• _Work to be completed_
Without changing a character, return the entries, but not the images they hold.

[Begin Exercise inputs]

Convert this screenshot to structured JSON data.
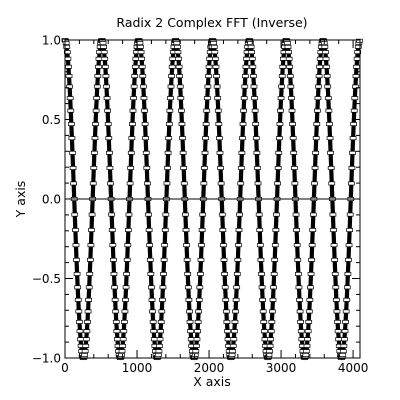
{
  "chart_data": {
    "type": "line",
    "title": "Radix 2 Complex FFT (Inverse)",
    "xlabel": "X axis",
    "ylabel": "Y axis",
    "xlim": [
      0,
      4096
    ],
    "ylim": [
      -1.0,
      1.0
    ],
    "grid": false,
    "legend": "none",
    "marker": "square",
    "x_ticks": [
      0,
      1000,
      2000,
      3000,
      4000
    ],
    "x_tick_labels": [
      "0",
      "1000",
      "2000",
      "3000",
      "4000"
    ],
    "y_ticks": [
      -1.0,
      -0.5,
      0.0,
      0.5,
      1.0
    ],
    "y_tick_labels": [
      "−1.0",
      "−0.5",
      "0.0",
      "0.5",
      "1.0"
    ],
    "series": [
      {
        "function": "cos",
        "amplitude": 1.0,
        "cycles": 8,
        "period": 512,
        "x_start": 0,
        "x_end": 4095,
        "samples": 4096,
        "color": "#000000"
      }
    ],
    "zero_line": true
  }
}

[End Exercise inputs]

• _Exercise solution_
Convert this screenshot to structured JSON data.
{
  "chart_data": {
    "type": "line",
    "title": "Radix 2 Complex FFT (Inverse)",
    "xlabel": "X axis",
    "ylabel": "Y axis",
    "xlim": [
      0,
      4096
    ],
    "ylim": [
      -1.0,
      1.0
    ],
    "grid": false,
    "legend": "none",
    "marker": "square",
    "x_ticks": [
      0,
      1000,
      2000,
      3000,
      4000
    ],
    "x_tick_labels": [
      "0",
      "1000",
      "2000",
      "3000",
      "4000"
    ],
    "y_ticks": [
      -1.0,
      -0.5,
      0.0,
      0.5,
      1.0
    ],
    "y_tick_labels": [
      "−1.0",
      "−0.5",
      "0.0",
      "0.5",
      "1.0"
    ],
    "series": [
      {
        "function": "cos",
        "amplitude": 1.0,
        "cycles": 8,
        "period": 512,
        "x_start": 0,
        "x_end": 4095,
        "samples": 4096,
        "color": "#000000"
      }
    ],
    "zero_line": true
  }
}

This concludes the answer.